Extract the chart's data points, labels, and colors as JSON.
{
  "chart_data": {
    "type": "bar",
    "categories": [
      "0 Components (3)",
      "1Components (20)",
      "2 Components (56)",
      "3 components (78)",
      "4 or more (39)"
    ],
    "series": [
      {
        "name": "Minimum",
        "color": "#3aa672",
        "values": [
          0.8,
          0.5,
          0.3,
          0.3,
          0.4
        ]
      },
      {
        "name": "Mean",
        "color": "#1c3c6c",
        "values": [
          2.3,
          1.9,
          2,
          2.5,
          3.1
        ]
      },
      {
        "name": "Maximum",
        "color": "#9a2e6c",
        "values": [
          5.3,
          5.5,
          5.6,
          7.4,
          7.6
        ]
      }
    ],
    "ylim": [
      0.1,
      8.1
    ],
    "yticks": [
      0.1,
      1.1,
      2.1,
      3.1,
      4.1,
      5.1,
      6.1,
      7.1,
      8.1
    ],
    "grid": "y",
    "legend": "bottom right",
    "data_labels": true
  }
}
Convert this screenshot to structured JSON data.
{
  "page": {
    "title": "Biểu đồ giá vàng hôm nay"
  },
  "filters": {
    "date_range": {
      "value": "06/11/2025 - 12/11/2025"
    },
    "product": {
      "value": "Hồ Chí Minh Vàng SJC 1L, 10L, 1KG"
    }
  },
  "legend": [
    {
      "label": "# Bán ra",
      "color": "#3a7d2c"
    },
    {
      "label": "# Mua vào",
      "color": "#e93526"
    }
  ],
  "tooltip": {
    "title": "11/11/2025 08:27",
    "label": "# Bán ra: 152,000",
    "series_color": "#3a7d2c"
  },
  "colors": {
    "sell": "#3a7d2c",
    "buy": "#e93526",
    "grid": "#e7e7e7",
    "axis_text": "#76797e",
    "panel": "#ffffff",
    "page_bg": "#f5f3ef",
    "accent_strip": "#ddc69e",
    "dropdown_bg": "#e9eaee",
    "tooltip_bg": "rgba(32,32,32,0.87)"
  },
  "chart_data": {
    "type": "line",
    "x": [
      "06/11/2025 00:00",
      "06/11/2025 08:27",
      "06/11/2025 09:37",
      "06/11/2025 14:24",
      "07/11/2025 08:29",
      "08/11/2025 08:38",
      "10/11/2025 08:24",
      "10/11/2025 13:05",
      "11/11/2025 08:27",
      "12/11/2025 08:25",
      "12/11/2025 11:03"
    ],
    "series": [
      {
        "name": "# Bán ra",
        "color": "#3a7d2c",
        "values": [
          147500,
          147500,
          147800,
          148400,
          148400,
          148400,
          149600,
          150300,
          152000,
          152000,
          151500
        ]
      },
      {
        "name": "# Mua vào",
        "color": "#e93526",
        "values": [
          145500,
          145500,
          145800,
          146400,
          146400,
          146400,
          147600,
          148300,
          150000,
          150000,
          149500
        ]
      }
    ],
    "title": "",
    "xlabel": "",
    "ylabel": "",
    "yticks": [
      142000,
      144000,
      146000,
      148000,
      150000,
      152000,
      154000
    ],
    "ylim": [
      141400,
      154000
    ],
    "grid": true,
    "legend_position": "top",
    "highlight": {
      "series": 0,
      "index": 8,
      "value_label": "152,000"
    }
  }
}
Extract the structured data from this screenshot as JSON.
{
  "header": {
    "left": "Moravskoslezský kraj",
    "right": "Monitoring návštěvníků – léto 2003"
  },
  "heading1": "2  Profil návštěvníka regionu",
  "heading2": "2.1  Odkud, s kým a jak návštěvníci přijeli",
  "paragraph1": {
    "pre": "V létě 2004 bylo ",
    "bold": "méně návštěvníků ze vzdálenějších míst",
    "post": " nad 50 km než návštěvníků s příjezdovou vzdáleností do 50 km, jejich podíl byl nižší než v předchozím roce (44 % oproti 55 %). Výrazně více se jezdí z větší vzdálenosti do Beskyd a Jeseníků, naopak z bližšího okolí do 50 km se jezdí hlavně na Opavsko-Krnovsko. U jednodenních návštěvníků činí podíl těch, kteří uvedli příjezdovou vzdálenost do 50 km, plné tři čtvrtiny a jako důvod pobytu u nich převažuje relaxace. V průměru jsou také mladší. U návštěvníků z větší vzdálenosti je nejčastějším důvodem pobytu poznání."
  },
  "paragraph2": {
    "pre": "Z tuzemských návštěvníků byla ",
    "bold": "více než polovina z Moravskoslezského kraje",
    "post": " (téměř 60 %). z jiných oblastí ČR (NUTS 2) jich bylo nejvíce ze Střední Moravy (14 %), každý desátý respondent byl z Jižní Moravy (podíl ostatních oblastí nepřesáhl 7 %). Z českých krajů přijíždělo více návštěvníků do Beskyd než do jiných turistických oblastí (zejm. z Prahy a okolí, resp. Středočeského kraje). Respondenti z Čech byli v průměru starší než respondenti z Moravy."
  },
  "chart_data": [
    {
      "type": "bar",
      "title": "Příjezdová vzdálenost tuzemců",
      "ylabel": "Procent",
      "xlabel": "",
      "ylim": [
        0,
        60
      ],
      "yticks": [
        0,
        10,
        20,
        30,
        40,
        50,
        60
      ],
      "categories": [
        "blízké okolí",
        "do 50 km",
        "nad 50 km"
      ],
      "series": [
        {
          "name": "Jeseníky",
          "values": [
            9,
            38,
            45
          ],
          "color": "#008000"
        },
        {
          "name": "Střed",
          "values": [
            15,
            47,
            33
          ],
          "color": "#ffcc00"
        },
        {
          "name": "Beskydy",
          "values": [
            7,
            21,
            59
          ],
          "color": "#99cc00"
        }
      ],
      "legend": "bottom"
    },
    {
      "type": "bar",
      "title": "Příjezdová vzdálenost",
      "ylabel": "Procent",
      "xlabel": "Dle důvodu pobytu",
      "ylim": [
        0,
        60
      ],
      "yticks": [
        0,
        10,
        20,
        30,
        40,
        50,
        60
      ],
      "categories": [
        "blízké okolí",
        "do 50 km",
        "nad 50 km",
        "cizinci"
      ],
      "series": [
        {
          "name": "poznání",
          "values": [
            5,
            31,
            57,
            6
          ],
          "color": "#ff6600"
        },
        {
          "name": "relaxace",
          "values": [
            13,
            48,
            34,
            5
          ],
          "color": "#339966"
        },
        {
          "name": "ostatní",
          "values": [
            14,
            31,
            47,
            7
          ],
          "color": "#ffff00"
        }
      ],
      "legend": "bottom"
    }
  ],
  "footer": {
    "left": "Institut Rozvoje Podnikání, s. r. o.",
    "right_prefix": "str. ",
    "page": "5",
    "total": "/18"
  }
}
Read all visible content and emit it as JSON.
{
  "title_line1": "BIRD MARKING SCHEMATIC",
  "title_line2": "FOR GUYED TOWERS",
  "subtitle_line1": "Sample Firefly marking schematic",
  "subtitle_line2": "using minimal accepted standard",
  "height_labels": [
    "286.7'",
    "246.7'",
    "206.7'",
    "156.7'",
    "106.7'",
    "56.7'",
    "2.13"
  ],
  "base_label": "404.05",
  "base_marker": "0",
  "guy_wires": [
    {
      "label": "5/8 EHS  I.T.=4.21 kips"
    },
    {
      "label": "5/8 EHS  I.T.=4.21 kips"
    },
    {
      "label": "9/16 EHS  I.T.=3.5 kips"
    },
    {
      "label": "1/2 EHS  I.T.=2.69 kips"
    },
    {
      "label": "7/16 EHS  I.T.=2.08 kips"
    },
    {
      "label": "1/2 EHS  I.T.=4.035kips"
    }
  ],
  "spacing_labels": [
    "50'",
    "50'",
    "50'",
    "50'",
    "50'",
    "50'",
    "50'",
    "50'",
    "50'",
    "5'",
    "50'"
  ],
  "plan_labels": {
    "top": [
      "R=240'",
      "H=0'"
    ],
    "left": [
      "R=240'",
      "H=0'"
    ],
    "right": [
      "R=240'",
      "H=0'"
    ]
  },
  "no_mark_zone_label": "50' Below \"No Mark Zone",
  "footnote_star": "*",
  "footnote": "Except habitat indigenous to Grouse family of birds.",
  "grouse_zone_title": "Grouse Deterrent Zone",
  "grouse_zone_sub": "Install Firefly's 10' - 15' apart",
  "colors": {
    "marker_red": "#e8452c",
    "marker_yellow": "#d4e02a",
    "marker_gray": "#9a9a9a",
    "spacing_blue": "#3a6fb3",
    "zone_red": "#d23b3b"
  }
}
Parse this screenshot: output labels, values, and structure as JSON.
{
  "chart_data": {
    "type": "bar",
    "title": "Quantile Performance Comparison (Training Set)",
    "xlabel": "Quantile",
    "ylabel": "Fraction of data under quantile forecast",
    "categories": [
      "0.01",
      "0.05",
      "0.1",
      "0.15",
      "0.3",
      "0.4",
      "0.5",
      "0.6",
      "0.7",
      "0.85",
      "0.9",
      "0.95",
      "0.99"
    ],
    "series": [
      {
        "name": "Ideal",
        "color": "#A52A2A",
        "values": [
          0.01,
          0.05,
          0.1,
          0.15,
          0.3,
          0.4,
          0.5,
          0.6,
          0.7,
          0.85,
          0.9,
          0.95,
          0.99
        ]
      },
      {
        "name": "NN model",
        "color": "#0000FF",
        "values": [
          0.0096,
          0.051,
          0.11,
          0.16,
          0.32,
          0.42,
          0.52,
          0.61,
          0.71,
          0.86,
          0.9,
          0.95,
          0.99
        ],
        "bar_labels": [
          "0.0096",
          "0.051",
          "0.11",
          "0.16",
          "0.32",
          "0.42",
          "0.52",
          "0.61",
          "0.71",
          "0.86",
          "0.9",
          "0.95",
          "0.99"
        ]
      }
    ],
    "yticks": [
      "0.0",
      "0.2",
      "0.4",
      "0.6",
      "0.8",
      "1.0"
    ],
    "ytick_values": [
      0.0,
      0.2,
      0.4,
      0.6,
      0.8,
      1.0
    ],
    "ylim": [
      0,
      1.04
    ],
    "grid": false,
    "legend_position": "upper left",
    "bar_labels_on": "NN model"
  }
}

#### SET EXERCISE:
Look through the lines above and collect those with the word "bylo".

#### EXERCISE RESPONSE:
    "pre": "V létě 2004 bylo ",
    "post": " (téměř 60 %). z jiných oblastí ČR (NUTS 2) jich bylo nejvíce ze Střední Moravy (14 %), každý desátý respondent byl z Jižní Moravy (podíl ostatních oblastí nepřesáhl 7 %). Z českých krajů přijíždělo více návštěvníků do Beskyd než do jiných turistických oblastí (zejm. z Prahy a okolí, resp. Středočeského kraje). Respondenti z Čech byli v průměru starší než respondenti z Moravy."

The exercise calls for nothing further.